Start of Dataset extract

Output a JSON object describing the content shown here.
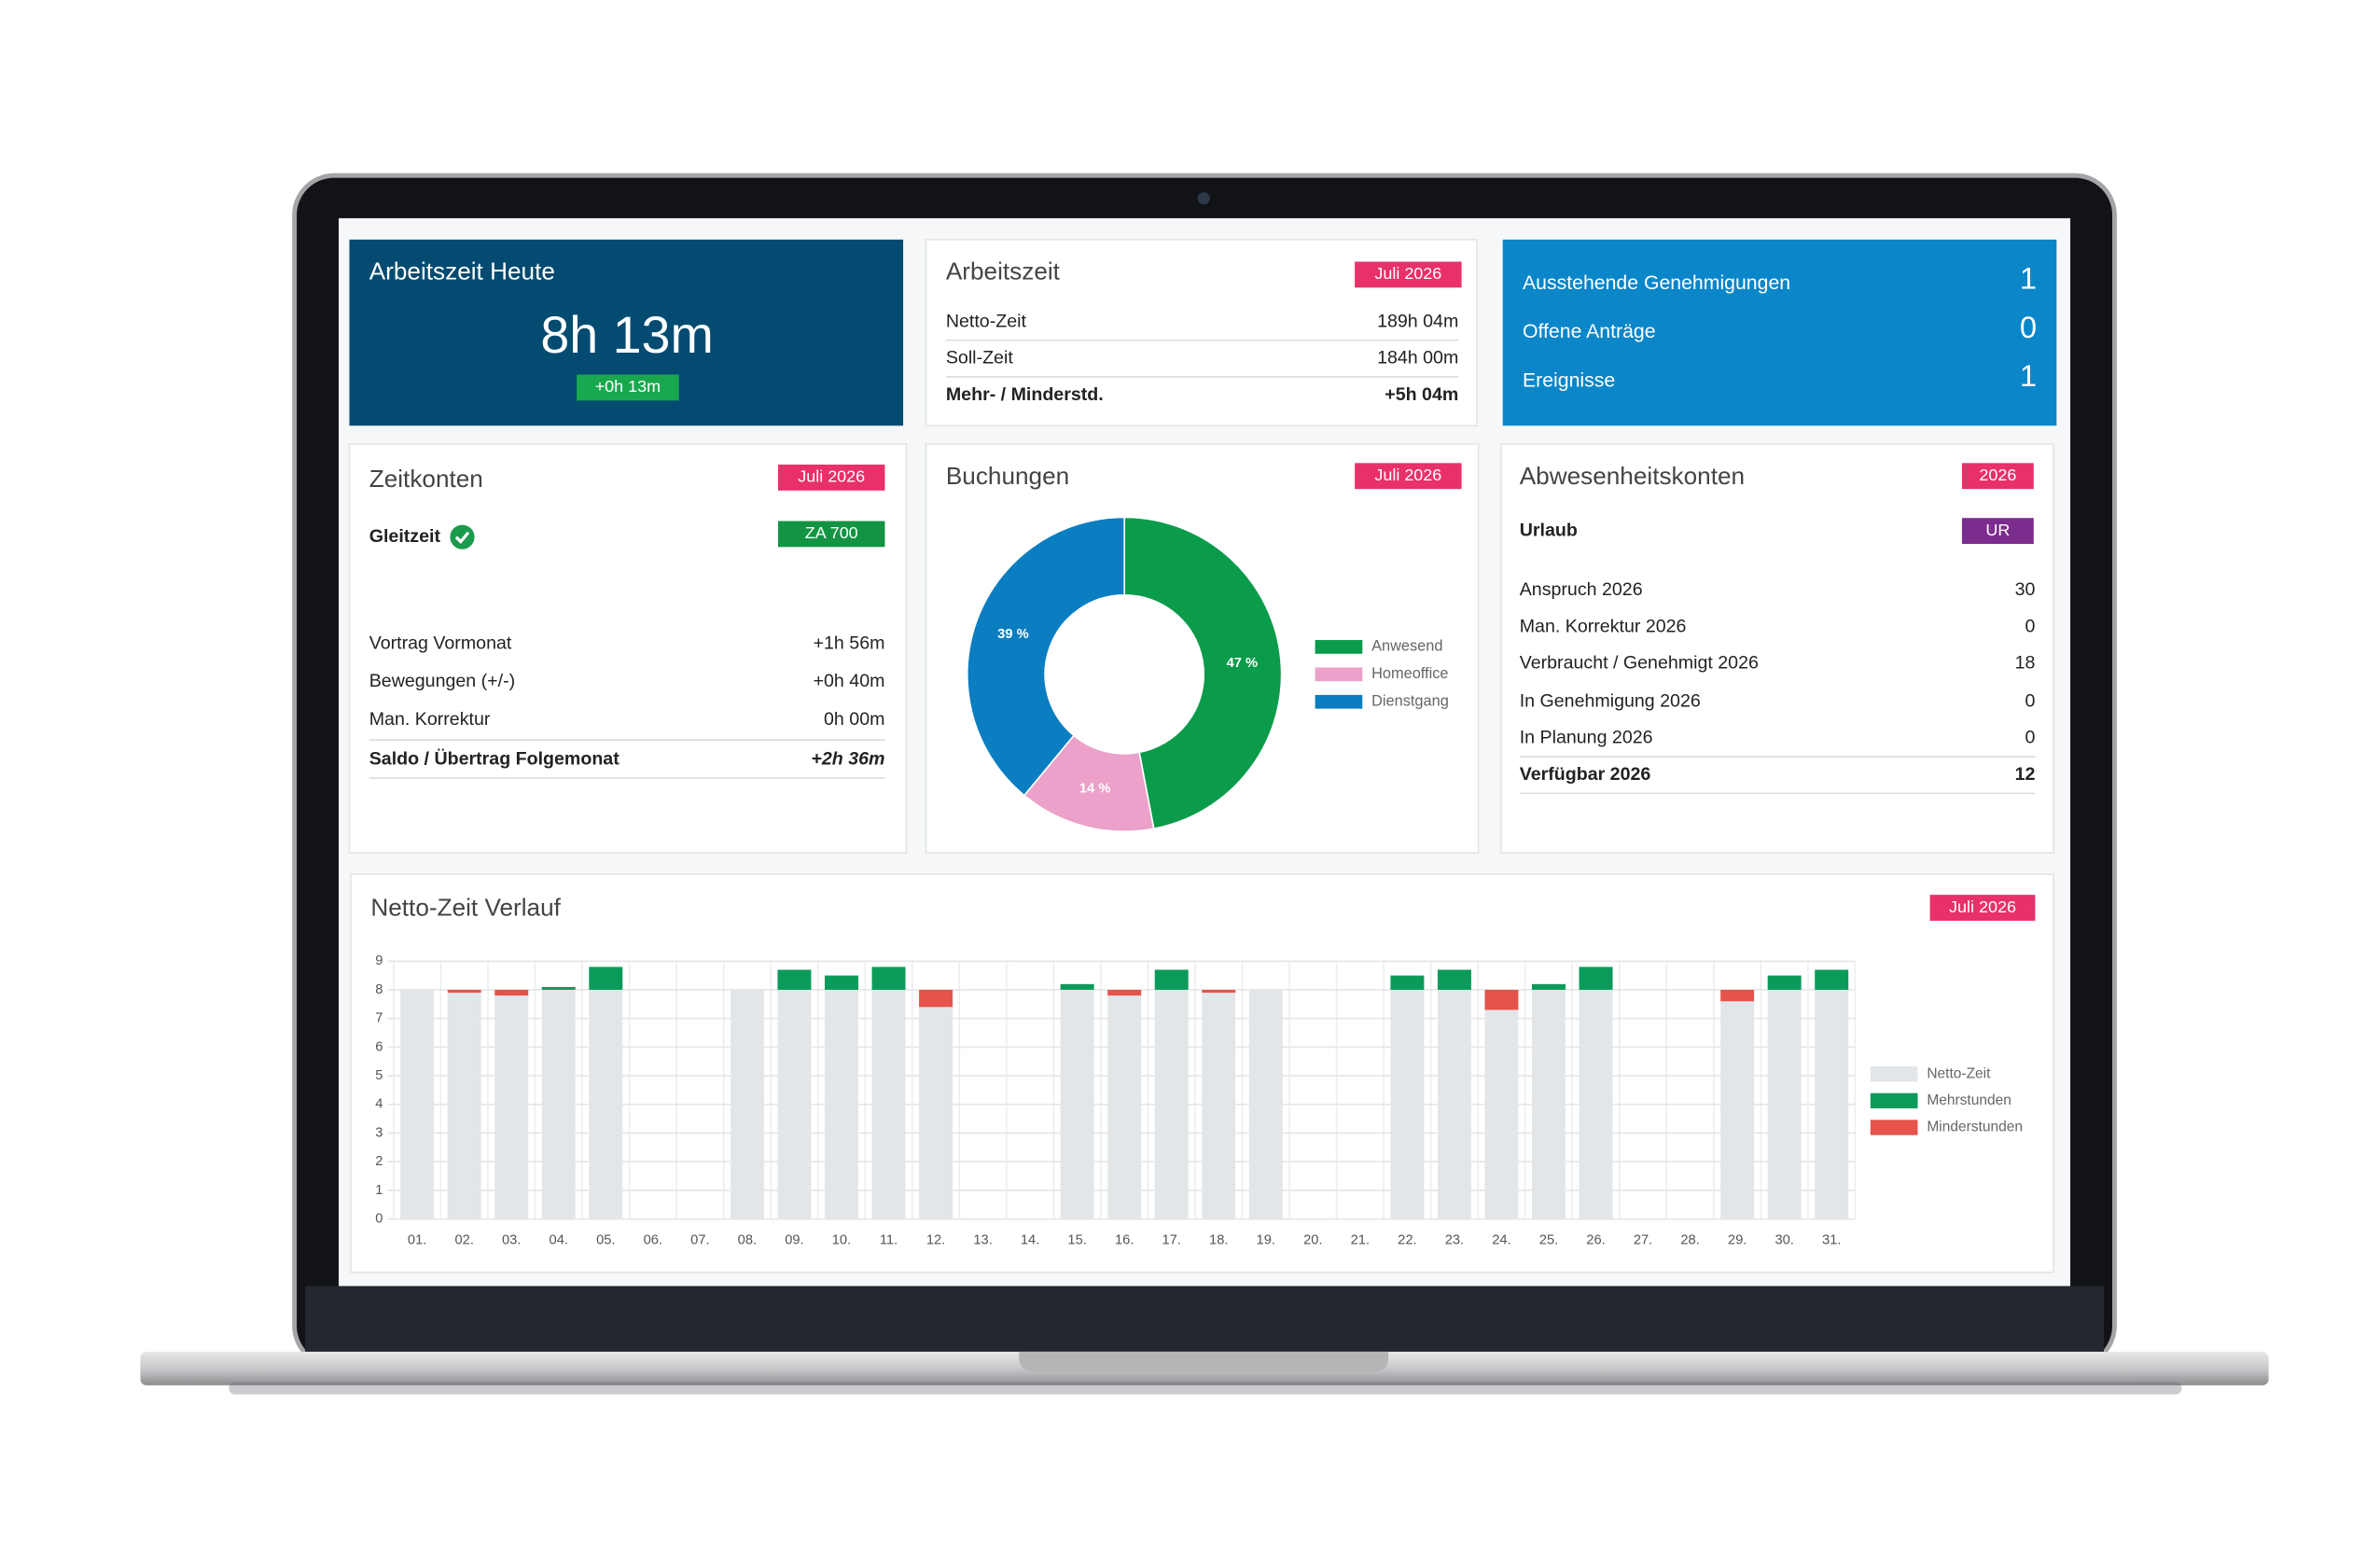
{
  "cards": {
    "today": {
      "title": "Arbeitszeit Heute",
      "value": "8h 13m",
      "delta": "+0h 13m"
    },
    "arbeitszeit": {
      "title": "Arbeitszeit",
      "badge": "Juli 2026",
      "rows": [
        [
          "Netto-Zeit",
          "189h 04m"
        ],
        [
          "Soll-Zeit",
          "184h 00m"
        ],
        [
          "Mehr- / Minderstd.",
          "+5h 04m"
        ]
      ]
    },
    "pending": {
      "rows": [
        [
          "Ausstehende Genehmigungen",
          1
        ],
        [
          "Offene Anträge",
          0
        ],
        [
          "Ereignisse",
          1
        ]
      ]
    },
    "zeitkonten": {
      "title": "Zeitkonten",
      "badge": "Juli 2026",
      "account": "Gleitzeit",
      "account_badge": "ZA 700",
      "rows": [
        [
          "Vortrag Vormonat",
          "+1h 56m"
        ],
        [
          "Bewegungen (+/-)",
          "+0h 40m"
        ],
        [
          "Man. Korrektur",
          "0h 00m"
        ],
        [
          "Saldo / Übertrag Folgemonat",
          "+2h 36m"
        ]
      ]
    },
    "abwesenheit": {
      "title": "Abwesenheitskonten",
      "badge": "2026",
      "account": "Urlaub",
      "account_badge": "UR",
      "rows": [
        [
          "Anspruch 2026",
          30
        ],
        [
          "Man. Korrektur 2026",
          0
        ],
        [
          "Verbraucht / Genehmigt 2026",
          18
        ],
        [
          "In Genehmigung 2026",
          0
        ],
        [
          "In Planung 2026",
          0
        ],
        [
          "Verfügbar 2026",
          12
        ]
      ]
    }
  },
  "chart_data": [
    {
      "type": "pie",
      "title": "Buchungen",
      "badge": "Juli 2026",
      "donut": true,
      "legend": "right",
      "categories": [
        "Anwesend",
        "Homeoffice",
        "Dienstgang"
      ],
      "values": [
        47,
        14,
        39
      ],
      "value_labels": [
        "47 %",
        "14 %",
        "39 %"
      ],
      "colors": [
        "#0a9b4b",
        "#eba1c9",
        "#0b7dc1"
      ]
    },
    {
      "type": "bar",
      "title": "Netto-Zeit Verlauf",
      "badge": "Juli 2026",
      "stacked": true,
      "grid": true,
      "legend": "right",
      "categories": [
        "01.",
        "02.",
        "03.",
        "04.",
        "05.",
        "06.",
        "07.",
        "08.",
        "09.",
        "10.",
        "11.",
        "12.",
        "13.",
        "14.",
        "15.",
        "16.",
        "17.",
        "18.",
        "19.",
        "20.",
        "21.",
        "22.",
        "23.",
        "24.",
        "25.",
        "26.",
        "27.",
        "28.",
        "29.",
        "30.",
        "31."
      ],
      "series": [
        {
          "name": "Netto-Zeit",
          "color": "#e3e6e8",
          "values": [
            8,
            7.9,
            7.8,
            8,
            8,
            null,
            null,
            8,
            8,
            8,
            8,
            7.4,
            null,
            null,
            8,
            7.8,
            8,
            7.9,
            8,
            null,
            null,
            8,
            8,
            7.3,
            8,
            8,
            null,
            null,
            7.6,
            8,
            8
          ]
        },
        {
          "name": "Mehrstunden",
          "color": "#0a9b5a",
          "values": [
            null,
            null,
            null,
            0.1,
            0.8,
            null,
            null,
            null,
            0.7,
            0.5,
            0.8,
            null,
            null,
            null,
            0.2,
            null,
            0.7,
            null,
            null,
            null,
            null,
            0.5,
            0.7,
            null,
            0.2,
            0.8,
            null,
            null,
            null,
            0.5,
            0.7
          ]
        },
        {
          "name": "Minderstunden",
          "color": "#e5534b",
          "values": [
            null,
            0.1,
            0.2,
            null,
            null,
            null,
            null,
            null,
            null,
            null,
            null,
            0.6,
            null,
            null,
            null,
            0.2,
            null,
            0.1,
            null,
            null,
            null,
            null,
            null,
            0.7,
            null,
            null,
            null,
            null,
            0.4,
            null,
            null
          ]
        }
      ],
      "ylim": [
        0,
        9
      ],
      "yticks": [
        0,
        1,
        2,
        3,
        4,
        5,
        6,
        7,
        8,
        9
      ]
    }
  ]
}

End of Dataset extract

What is needed
Your task is to repeat the material above exactly, without its pictures.

Task result
Output a JSON object describing the content shown here.
{
  "cards": {
    "today": {
      "title": "Arbeitszeit Heute",
      "value": "8h 13m",
      "delta": "+0h 13m"
    },
    "arbeitszeit": {
      "title": "Arbeitszeit",
      "badge": "Juli 2026",
      "rows": [
        [
          "Netto-Zeit",
          "189h 04m"
        ],
        [
          "Soll-Zeit",
          "184h 00m"
        ],
        [
          "Mehr- / Minderstd.",
          "+5h 04m"
        ]
      ]
    },
    "pending": {
      "rows": [
        [
          "Ausstehende Genehmigungen",
          1
        ],
        [
          "Offene Anträge",
          0
        ],
        [
          "Ereignisse",
          1
        ]
      ]
    },
    "zeitkonten": {
      "title": "Zeitkonten",
      "badge": "Juli 2026",
      "account": "Gleitzeit",
      "account_badge": "ZA 700",
      "rows": [
        [
          "Vortrag Vormonat",
          "+1h 56m"
        ],
        [
          "Bewegungen (+/-)",
          "+0h 40m"
        ],
        [
          "Man. Korrektur",
          "0h 00m"
        ],
        [
          "Saldo / Übertrag Folgemonat",
          "+2h 36m"
        ]
      ]
    },
    "abwesenheit": {
      "title": "Abwesenheitskonten",
      "badge": "2026",
      "account": "Urlaub",
      "account_badge": "UR",
      "rows": [
        [
          "Anspruch 2026",
          30
        ],
        [
          "Man. Korrektur 2026",
          0
        ],
        [
          "Verbraucht / Genehmigt 2026",
          18
        ],
        [
          "In Genehmigung 2026",
          0
        ],
        [
          "In Planung 2026",
          0
        ],
        [
          "Verfügbar 2026",
          12
        ]
      ]
    }
  },
  "chart_data": [
    {
      "type": "pie",
      "title": "Buchungen",
      "badge": "Juli 2026",
      "donut": true,
      "legend": "right",
      "categories": [
        "Anwesend",
        "Homeoffice",
        "Dienstgang"
      ],
      "values": [
        47,
        14,
        39
      ],
      "value_labels": [
        "47 %",
        "14 %",
        "39 %"
      ],
      "colors": [
        "#0a9b4b",
        "#eba1c9",
        "#0b7dc1"
      ]
    },
    {
      "type": "bar",
      "title": "Netto-Zeit Verlauf",
      "badge": "Juli 2026",
      "stacked": true,
      "grid": true,
      "legend": "right",
      "categories": [
        "01.",
        "02.",
        "03.",
        "04.",
        "05.",
        "06.",
        "07.",
        "08.",
        "09.",
        "10.",
        "11.",
        "12.",
        "13.",
        "14.",
        "15.",
        "16.",
        "17.",
        "18.",
        "19.",
        "20.",
        "21.",
        "22.",
        "23.",
        "24.",
        "25.",
        "26.",
        "27.",
        "28.",
        "29.",
        "30.",
        "31."
      ],
      "series": [
        {
          "name": "Netto-Zeit",
          "color": "#e3e6e8",
          "values": [
            8,
            7.9,
            7.8,
            8,
            8,
            null,
            null,
            8,
            8,
            8,
            8,
            7.4,
            null,
            null,
            8,
            7.8,
            8,
            7.9,
            8,
            null,
            null,
            8,
            8,
            7.3,
            8,
            8,
            null,
            null,
            7.6,
            8,
            8
          ]
        },
        {
          "name": "Mehrstunden",
          "color": "#0a9b5a",
          "values": [
            null,
            null,
            null,
            0.1,
            0.8,
            null,
            null,
            null,
            0.7,
            0.5,
            0.8,
            null,
            null,
            null,
            0.2,
            null,
            0.7,
            null,
            null,
            null,
            null,
            0.5,
            0.7,
            null,
            0.2,
            0.8,
            null,
            null,
            null,
            0.5,
            0.7
          ]
        },
        {
          "name": "Minderstunden",
          "color": "#e5534b",
          "values": [
            null,
            0.1,
            0.2,
            null,
            null,
            null,
            null,
            null,
            null,
            null,
            null,
            0.6,
            null,
            null,
            null,
            0.2,
            null,
            0.1,
            null,
            null,
            null,
            null,
            null,
            0.7,
            null,
            null,
            null,
            null,
            0.4,
            null,
            null
          ]
        }
      ],
      "ylim": [
        0,
        9
      ],
      "yticks": [
        0,
        1,
        2,
        3,
        4,
        5,
        6,
        7,
        8,
        9
      ]
    }
  ]
}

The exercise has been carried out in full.